■ **GIVEN PROBLEM**:
In the material below, find each line holding the string "opción" and copy it.

■ **DATA ROWS**:
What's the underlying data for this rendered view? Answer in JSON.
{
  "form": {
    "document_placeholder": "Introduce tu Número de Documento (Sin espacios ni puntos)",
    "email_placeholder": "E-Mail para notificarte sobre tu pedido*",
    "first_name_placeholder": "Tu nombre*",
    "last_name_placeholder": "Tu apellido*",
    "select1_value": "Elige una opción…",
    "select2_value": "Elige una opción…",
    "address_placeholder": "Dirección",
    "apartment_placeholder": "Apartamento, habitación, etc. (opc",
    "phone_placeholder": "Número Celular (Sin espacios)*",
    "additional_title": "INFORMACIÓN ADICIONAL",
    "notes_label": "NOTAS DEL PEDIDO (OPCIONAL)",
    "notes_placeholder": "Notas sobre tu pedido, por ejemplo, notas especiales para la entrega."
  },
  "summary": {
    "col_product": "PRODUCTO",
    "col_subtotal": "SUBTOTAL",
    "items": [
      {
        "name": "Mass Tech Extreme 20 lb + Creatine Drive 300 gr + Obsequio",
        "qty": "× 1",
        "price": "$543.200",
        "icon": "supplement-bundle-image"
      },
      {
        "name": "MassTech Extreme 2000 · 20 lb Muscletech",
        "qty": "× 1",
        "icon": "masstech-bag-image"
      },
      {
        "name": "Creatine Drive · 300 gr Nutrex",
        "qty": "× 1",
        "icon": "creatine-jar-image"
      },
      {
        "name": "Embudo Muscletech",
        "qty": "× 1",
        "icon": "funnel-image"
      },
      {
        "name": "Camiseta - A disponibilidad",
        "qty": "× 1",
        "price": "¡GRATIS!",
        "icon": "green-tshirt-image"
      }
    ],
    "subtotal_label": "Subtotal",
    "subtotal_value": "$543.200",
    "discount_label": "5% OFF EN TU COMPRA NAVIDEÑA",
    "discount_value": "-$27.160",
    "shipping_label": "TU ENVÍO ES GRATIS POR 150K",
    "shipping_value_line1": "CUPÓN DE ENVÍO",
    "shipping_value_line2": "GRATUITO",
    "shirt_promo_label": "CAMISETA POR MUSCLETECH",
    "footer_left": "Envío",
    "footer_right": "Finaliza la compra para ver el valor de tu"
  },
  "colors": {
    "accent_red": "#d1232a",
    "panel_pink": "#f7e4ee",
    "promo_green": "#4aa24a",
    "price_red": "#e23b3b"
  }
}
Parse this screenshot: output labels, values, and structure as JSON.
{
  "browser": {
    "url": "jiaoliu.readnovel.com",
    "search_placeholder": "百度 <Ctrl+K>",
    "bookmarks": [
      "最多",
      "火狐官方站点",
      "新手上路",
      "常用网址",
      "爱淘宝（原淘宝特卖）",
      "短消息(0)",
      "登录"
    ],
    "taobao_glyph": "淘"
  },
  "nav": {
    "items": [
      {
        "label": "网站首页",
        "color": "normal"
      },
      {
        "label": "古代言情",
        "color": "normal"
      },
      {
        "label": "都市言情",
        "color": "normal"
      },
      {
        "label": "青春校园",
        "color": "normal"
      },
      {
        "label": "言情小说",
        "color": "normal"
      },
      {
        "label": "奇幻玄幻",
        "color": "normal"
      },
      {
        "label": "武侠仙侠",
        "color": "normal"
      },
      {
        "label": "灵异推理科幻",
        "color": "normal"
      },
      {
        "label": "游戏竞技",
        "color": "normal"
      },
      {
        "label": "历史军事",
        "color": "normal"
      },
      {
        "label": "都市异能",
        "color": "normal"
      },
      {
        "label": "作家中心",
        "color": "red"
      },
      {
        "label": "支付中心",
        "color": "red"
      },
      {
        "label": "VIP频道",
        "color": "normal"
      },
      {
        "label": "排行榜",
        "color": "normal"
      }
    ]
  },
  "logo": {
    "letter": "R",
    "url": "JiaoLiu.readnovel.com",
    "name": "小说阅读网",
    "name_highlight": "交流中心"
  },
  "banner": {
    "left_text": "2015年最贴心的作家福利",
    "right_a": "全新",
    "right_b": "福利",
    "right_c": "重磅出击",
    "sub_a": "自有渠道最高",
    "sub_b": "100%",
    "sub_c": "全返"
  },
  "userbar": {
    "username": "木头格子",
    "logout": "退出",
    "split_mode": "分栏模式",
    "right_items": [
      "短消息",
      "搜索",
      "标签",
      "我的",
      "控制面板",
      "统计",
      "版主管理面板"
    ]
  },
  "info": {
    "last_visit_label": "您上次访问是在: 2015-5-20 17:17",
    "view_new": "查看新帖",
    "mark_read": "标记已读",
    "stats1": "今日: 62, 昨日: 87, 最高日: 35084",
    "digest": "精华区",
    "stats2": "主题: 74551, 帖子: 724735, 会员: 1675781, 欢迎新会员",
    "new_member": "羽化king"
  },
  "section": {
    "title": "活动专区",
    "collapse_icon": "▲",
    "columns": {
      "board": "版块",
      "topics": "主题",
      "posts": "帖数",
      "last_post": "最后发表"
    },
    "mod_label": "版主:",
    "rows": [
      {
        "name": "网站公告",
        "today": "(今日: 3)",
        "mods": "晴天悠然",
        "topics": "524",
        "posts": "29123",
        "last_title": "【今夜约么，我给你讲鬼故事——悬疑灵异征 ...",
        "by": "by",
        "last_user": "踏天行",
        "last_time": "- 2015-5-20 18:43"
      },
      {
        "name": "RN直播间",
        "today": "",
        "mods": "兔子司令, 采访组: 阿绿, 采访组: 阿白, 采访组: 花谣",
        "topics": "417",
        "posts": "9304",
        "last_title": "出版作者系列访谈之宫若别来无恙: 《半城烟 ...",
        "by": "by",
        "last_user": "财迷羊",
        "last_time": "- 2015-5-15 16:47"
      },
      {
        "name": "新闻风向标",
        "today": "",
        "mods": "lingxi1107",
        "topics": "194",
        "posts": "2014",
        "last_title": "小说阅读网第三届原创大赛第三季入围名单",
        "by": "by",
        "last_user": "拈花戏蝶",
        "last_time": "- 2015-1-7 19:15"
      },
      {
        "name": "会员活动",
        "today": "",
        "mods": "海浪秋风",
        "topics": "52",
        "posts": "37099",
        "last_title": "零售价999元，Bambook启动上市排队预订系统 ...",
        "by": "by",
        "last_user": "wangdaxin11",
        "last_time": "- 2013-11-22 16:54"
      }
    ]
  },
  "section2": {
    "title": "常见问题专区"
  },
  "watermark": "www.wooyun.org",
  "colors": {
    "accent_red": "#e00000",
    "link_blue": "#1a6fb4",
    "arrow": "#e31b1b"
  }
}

■ **RIGHT ANSWER**:
    "select1_value": "Elige una opción…",
    "select2_value": "Elige una opción…",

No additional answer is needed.